### Document excerpt:
____

We recently took a trip to Boston, Massachusetts to see the Boston Celtics face off against the Golden State Warriors in the TD Garden in the heart of downtown Boston. This was easily one of my favorite experiences. As an ardent NBA fan, and Golden State hater, it was a joy to join the virulent Celtic fanbase in throwing jeers at the visiting Warriors players. The weekend trip was something of a “baby moon” for the wife and me, too (with our second due at the end of April). Besides taking in the spectacle of a nationally televised NBA game, we walked the frigid streets of Boston and took in the history of the city. We visited the Boston Tea Party Museum and were educated on all the events that led up to the infamous “tea party” wherein hundreds of crates of British tea were bitterly tossed into the harbor. As somewhat of a history enthusiast, I was intrigued by the display and was pleasantly surprised by what was actually involved with this “tea party.” (Seriously, it was a lot more work than just tossing tea bags over the side of a boat.)
We didn’t really plan our trip that well though, because after the game and getting back to our hotel extremely late, we had to wake up at 4 AM to catch an Uber to the Boston airport. Needless to say, that part of the trip wasn’t very fun. And to make matters worse, in the scramble of late-sleeping and early-rising and Uber-haling, we lost $50. Now, $50 might not seem like that much of a loss — to others that is an incredible amount — but the loss was compounded by a case of the absolute worst timing imaginable. Not that there ever would be a “good time” to lose $50, but coming to this dreaded realization in the midst of “one of those days” in which your two-year-old cries about everything but doesn’t want anything you offer her, leading to an exasperated wife and a less than tolerable toddler . . . on top of getting the beloved maintenance report from the service shop on some critical repairs that needed to be done on my vehicle. I nearly fainted when I not only heard what needed fixing but what it would cost. In the midst of all that, my wife and I could find no other recourse other than to throw up our arms in surrender to the fate of the day. If that’s how it was going to be, then fine, whatever. “We give up.” Let’s just get this day over with and start over tomorrow, shall we?

____

### Raw data:

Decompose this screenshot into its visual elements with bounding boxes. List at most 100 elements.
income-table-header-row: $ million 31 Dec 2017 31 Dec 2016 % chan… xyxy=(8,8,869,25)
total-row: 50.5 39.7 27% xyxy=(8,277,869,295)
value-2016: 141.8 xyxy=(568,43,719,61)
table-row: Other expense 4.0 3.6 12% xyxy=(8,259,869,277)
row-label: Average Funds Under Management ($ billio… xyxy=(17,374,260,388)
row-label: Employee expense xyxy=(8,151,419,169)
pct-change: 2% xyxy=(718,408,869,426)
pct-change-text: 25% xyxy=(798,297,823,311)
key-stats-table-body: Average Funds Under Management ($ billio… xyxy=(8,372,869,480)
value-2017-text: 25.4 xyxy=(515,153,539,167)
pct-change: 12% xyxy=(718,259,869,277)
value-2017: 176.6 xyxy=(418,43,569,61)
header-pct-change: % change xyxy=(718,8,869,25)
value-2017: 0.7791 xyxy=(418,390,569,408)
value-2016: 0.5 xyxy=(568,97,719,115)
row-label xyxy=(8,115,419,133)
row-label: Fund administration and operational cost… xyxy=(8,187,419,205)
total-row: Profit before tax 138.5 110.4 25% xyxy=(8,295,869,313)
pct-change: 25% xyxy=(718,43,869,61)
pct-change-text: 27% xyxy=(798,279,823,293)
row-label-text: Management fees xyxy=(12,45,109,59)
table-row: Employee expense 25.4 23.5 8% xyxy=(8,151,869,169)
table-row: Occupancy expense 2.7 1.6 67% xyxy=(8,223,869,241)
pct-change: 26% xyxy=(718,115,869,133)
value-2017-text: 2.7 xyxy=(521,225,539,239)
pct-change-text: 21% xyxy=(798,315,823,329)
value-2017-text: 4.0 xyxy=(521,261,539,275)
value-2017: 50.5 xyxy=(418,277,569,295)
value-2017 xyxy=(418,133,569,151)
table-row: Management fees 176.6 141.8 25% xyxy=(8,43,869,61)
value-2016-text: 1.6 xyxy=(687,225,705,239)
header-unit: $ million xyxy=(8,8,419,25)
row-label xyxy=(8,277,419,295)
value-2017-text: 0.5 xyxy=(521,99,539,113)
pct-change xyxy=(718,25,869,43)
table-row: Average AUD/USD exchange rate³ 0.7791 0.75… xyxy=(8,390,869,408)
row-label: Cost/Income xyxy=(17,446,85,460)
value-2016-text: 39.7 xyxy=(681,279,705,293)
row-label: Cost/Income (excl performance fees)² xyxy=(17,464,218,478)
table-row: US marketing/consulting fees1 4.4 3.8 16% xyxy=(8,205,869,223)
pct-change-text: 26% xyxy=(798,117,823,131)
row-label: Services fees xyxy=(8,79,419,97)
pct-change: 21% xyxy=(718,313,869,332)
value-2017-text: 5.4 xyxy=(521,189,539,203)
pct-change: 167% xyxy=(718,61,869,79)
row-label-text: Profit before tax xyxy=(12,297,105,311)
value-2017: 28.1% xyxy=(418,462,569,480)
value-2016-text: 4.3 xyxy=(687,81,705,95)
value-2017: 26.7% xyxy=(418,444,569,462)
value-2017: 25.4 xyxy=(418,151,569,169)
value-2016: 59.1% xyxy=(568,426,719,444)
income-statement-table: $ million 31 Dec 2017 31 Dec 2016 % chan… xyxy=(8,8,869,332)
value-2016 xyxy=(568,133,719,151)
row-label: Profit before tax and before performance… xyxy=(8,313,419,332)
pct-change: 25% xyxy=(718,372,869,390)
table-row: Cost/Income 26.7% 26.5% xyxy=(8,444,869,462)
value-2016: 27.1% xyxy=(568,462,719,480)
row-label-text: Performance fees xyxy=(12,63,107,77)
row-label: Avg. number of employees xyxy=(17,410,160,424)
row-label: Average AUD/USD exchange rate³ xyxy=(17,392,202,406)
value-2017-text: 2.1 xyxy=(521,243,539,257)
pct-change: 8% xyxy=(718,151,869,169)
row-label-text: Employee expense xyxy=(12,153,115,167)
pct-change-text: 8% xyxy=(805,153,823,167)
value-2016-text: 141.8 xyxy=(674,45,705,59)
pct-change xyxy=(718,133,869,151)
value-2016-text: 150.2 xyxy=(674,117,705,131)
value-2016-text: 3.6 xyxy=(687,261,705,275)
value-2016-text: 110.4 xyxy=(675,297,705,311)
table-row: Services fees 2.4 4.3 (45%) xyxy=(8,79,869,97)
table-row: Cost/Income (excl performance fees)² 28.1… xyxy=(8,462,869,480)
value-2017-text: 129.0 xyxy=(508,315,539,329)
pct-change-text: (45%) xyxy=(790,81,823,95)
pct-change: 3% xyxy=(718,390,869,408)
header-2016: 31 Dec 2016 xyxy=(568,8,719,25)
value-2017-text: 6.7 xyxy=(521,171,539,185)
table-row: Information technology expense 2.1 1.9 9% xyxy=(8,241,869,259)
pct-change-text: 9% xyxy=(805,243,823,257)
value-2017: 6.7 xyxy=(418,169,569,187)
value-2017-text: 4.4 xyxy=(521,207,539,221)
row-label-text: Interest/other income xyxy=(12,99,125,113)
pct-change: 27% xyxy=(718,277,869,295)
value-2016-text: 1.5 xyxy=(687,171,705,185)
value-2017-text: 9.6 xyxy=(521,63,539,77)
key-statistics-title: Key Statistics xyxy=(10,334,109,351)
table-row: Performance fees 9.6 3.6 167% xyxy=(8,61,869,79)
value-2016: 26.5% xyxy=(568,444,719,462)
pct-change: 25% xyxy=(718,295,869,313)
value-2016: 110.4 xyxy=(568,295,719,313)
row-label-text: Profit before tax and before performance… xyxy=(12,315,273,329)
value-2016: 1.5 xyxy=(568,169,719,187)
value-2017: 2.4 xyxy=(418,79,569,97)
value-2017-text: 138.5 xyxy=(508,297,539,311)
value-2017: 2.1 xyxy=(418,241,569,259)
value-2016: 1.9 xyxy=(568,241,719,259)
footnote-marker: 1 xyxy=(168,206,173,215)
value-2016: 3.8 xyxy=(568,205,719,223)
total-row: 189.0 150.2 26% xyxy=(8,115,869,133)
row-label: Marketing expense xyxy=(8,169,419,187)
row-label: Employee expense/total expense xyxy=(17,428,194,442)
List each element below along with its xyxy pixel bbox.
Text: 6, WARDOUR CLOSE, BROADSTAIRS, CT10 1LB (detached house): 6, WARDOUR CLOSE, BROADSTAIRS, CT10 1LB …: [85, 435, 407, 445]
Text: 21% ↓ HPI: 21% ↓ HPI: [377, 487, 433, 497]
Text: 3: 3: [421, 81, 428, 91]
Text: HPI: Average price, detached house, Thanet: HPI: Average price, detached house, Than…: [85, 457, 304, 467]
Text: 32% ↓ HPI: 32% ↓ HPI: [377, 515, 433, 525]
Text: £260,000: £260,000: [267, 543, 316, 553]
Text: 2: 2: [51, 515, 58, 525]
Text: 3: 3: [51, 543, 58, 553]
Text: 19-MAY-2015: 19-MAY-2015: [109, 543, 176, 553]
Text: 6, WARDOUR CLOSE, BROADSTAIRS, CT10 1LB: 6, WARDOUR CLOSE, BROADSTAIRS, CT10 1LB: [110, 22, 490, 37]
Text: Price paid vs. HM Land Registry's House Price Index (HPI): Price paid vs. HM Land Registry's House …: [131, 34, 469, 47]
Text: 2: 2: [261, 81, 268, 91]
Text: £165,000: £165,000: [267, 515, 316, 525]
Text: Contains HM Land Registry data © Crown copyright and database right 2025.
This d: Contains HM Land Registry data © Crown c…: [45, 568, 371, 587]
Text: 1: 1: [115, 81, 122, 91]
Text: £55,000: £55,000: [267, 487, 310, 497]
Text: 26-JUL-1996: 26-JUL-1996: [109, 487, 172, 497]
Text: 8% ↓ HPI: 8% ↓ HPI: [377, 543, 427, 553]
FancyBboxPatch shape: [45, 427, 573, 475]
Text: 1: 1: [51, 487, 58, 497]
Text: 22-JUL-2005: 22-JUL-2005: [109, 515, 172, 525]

____

### Questions to answer:
A. Translate this sentence from the Boston trip text into Spanish: "This was easily one of my favorite experiences."
B. In the Boston trip text, which museum did the couple visit?
C. Rewrite the paragraph of the Boston trip text that begins "We didn't really plan our trip that well though" as a short bulleted list that keeps its main facts.

### Answers to the exercises:
A. Esta fue, sin duda, una de mis experiencias favoritas.

B. The Boston Tea Party Museum.

C.
- After the game, the couple got back to the hotel very late and had to wake at 4 AM for an Uber to the Boston airport.
- In the rush, they lost $50.
- The loss came on a bad day: their two-year-old cried about everything but refused whatever was offered, and the wife grew exasperated.
- The service shop also reported critical repairs needed on the vehicle, and the cost nearly made the writer faint.
- The couple gave up on the day and decided to start over tomorrow.